-- Begin --
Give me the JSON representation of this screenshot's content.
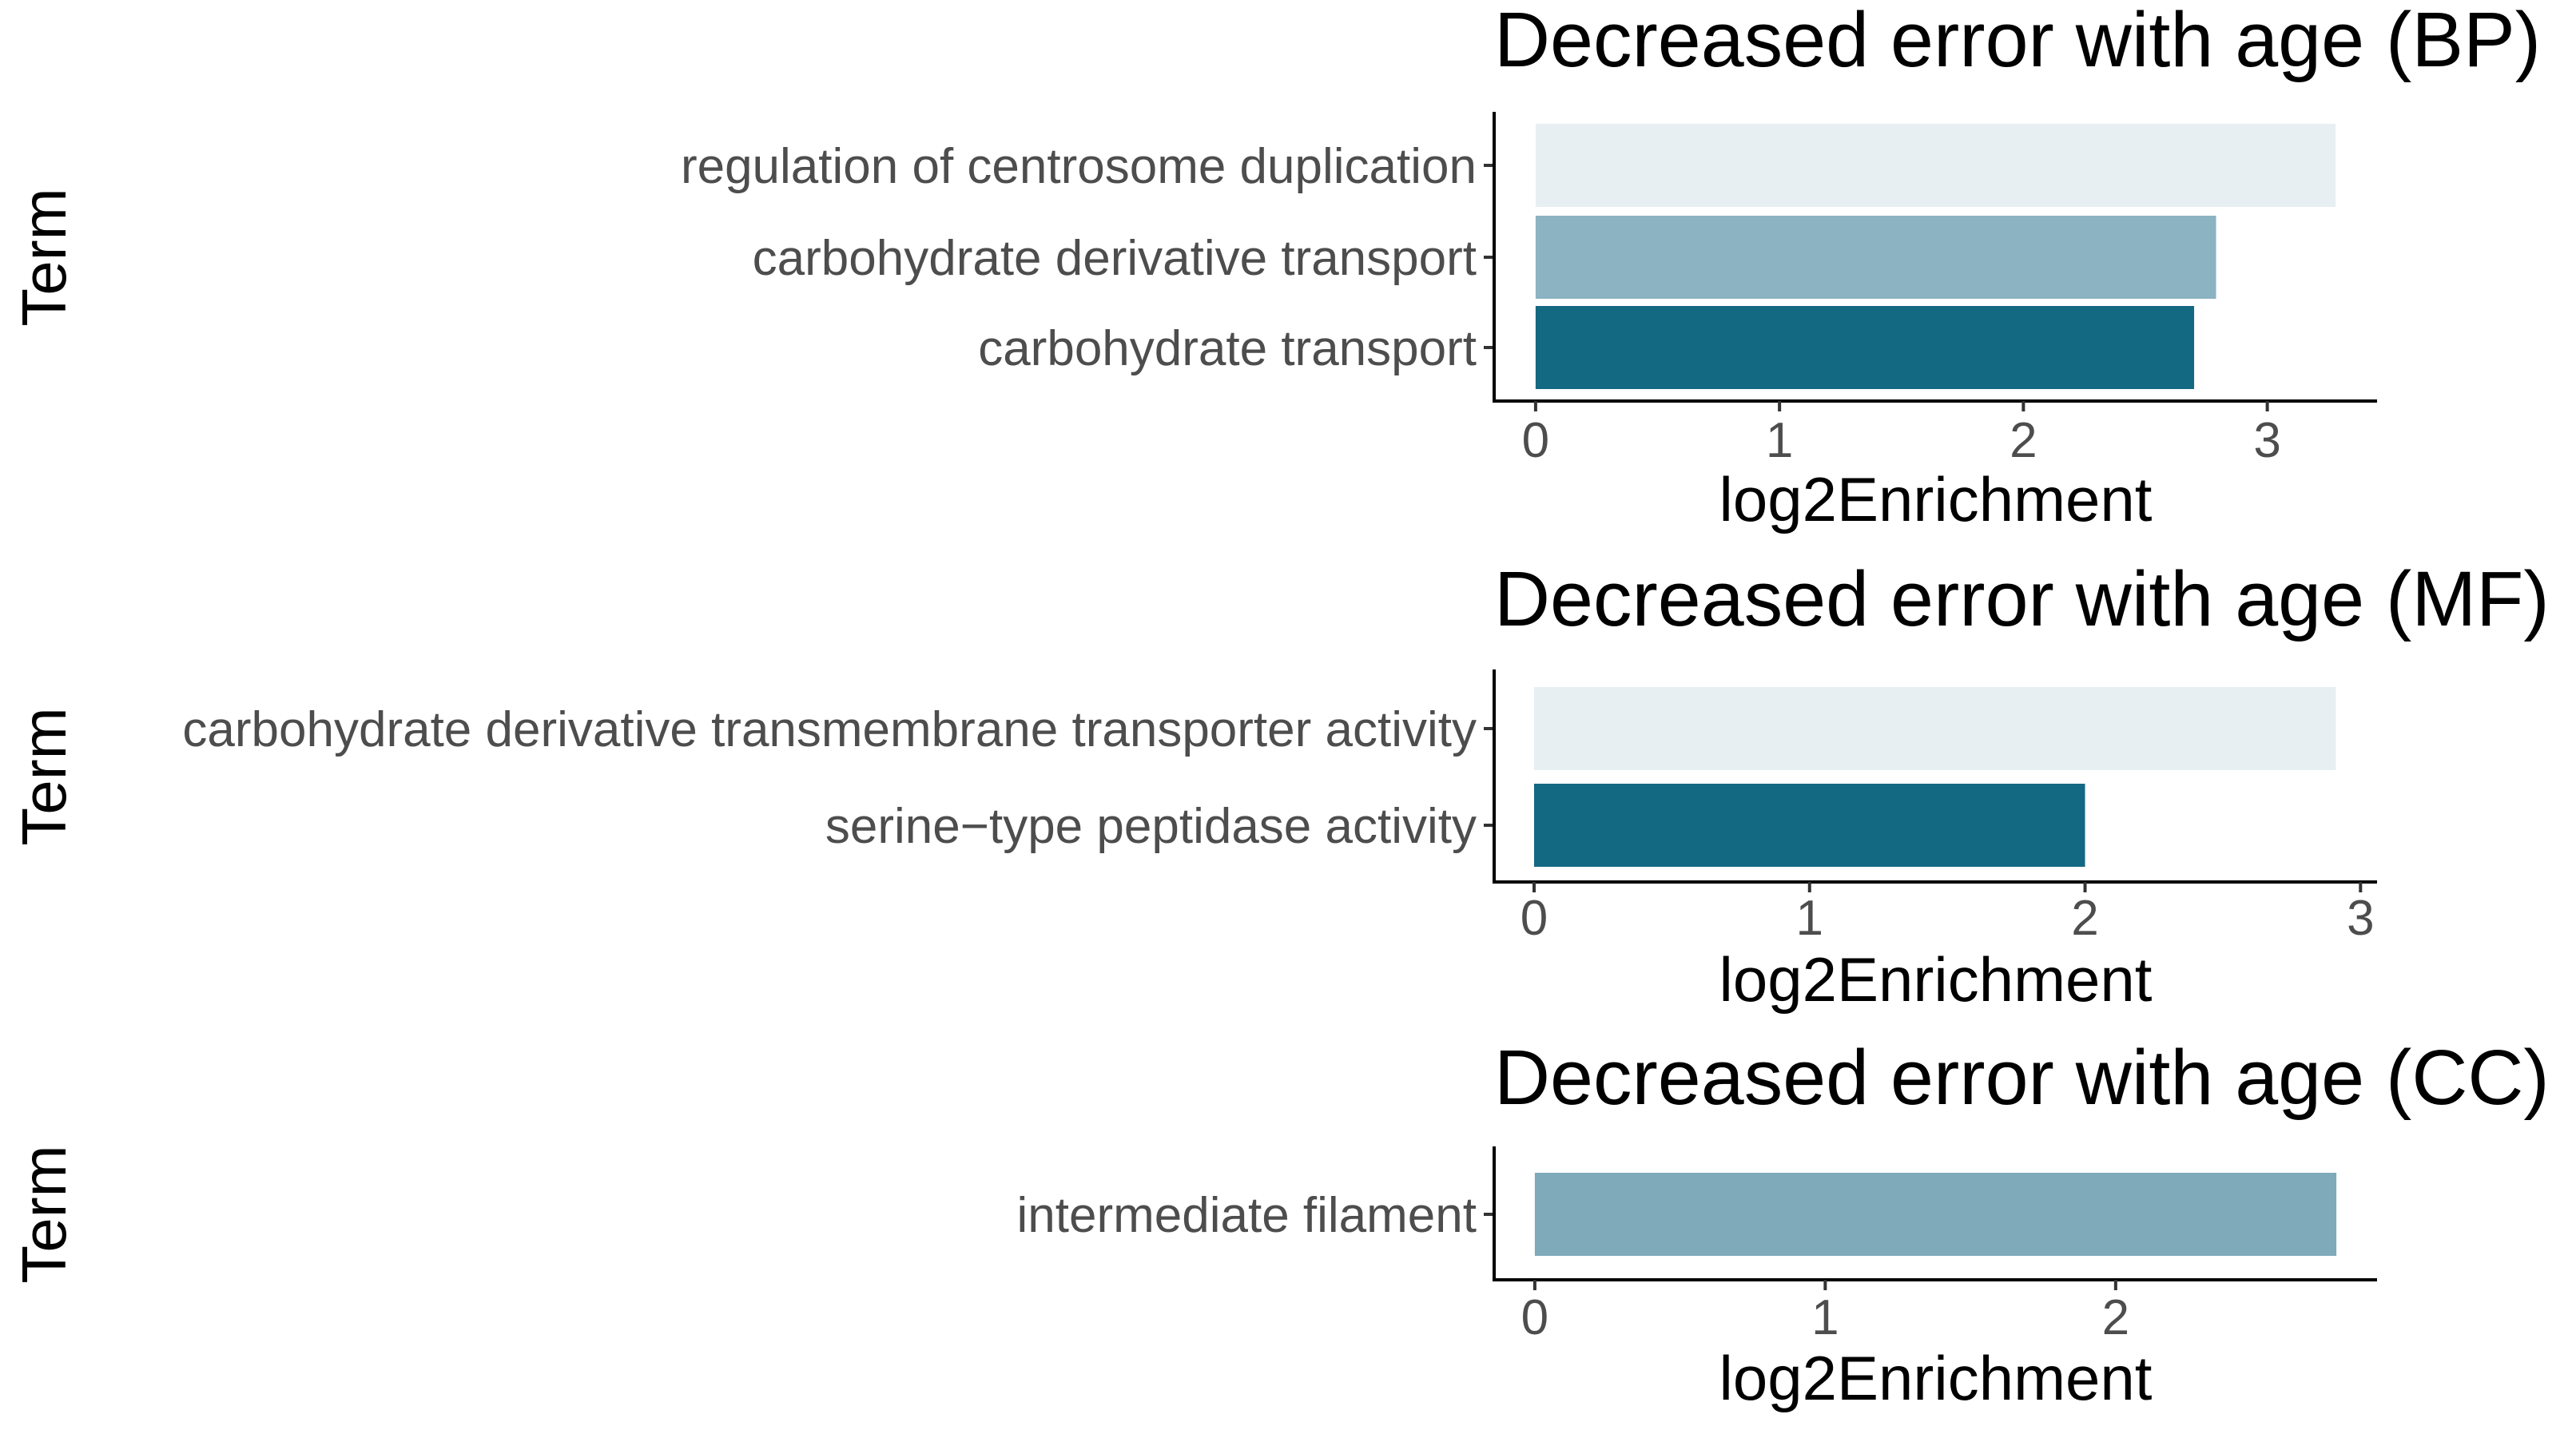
{
  "chart_data": [
    {
      "type": "bar",
      "orientation": "horizontal",
      "title": "Decreased error with age (BP)",
      "xlabel": "log2Enrichment",
      "ylabel": "Term",
      "categories": [
        "regulation of centrosome duplication",
        "carbohydrate derivative transport",
        "carbohydrate transport"
      ],
      "values": [
        3.28,
        2.79,
        2.7
      ],
      "colors": [
        "#e7eff2",
        "#8bb3c2",
        "#136882"
      ],
      "xticks": [
        0,
        1,
        2,
        3
      ],
      "xlim": [
        -0.17,
        3.45
      ],
      "grid": false,
      "legend": "none"
    },
    {
      "type": "bar",
      "orientation": "horizontal",
      "title": "Decreased error with age (MF)",
      "xlabel": "log2Enrichment",
      "ylabel": "Term",
      "categories": [
        "carbohydrate derivative transmembrane transporter activity",
        "serine−type peptidase activity"
      ],
      "values": [
        2.91,
        2.0
      ],
      "colors": [
        "#e7eff2",
        "#136882"
      ],
      "xticks": [
        0,
        1,
        2,
        3
      ],
      "xlim": [
        -0.145,
        3.06
      ],
      "grid": false,
      "legend": "none"
    },
    {
      "type": "bar",
      "orientation": "horizontal",
      "title": "Decreased error with age (CC)",
      "xlabel": "log2Enrichment",
      "ylabel": "Term",
      "categories": [
        "intermediate filament"
      ],
      "values": [
        2.76
      ],
      "colors": [
        "#7eaab9"
      ],
      "xticks": [
        0,
        1,
        2
      ],
      "xlim": [
        -0.14,
        2.9
      ],
      "grid": false,
      "legend": "none"
    }
  ]
}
-- End --
WHAT YOU WILL DO: Retype each record exactly as it stands, but do not include the pictures.

ANSWER TO THIS EXERCISE:
Give me the JSON representation of this screenshot's content.
{
  "chart_data": [
    {
      "type": "bar",
      "orientation": "horizontal",
      "title": "Decreased error with age (BP)",
      "xlabel": "log2Enrichment",
      "ylabel": "Term",
      "categories": [
        "regulation of centrosome duplication",
        "carbohydrate derivative transport",
        "carbohydrate transport"
      ],
      "values": [
        3.28,
        2.79,
        2.7
      ],
      "colors": [
        "#e7eff2",
        "#8bb3c2",
        "#136882"
      ],
      "xticks": [
        0,
        1,
        2,
        3
      ],
      "xlim": [
        -0.17,
        3.45
      ],
      "grid": false,
      "legend": "none"
    },
    {
      "type": "bar",
      "orientation": "horizontal",
      "title": "Decreased error with age (MF)",
      "xlabel": "log2Enrichment",
      "ylabel": "Term",
      "categories": [
        "carbohydrate derivative transmembrane transporter activity",
        "serine−type peptidase activity"
      ],
      "values": [
        2.91,
        2.0
      ],
      "colors": [
        "#e7eff2",
        "#136882"
      ],
      "xticks": [
        0,
        1,
        2,
        3
      ],
      "xlim": [
        -0.145,
        3.06
      ],
      "grid": false,
      "legend": "none"
    },
    {
      "type": "bar",
      "orientation": "horizontal",
      "title": "Decreased error with age (CC)",
      "xlabel": "log2Enrichment",
      "ylabel": "Term",
      "categories": [
        "intermediate filament"
      ],
      "values": [
        2.76
      ],
      "colors": [
        "#7eaab9"
      ],
      "xticks": [
        0,
        1,
        2
      ],
      "xlim": [
        -0.14,
        2.9
      ],
      "grid": false,
      "legend": "none"
    }
  ]
}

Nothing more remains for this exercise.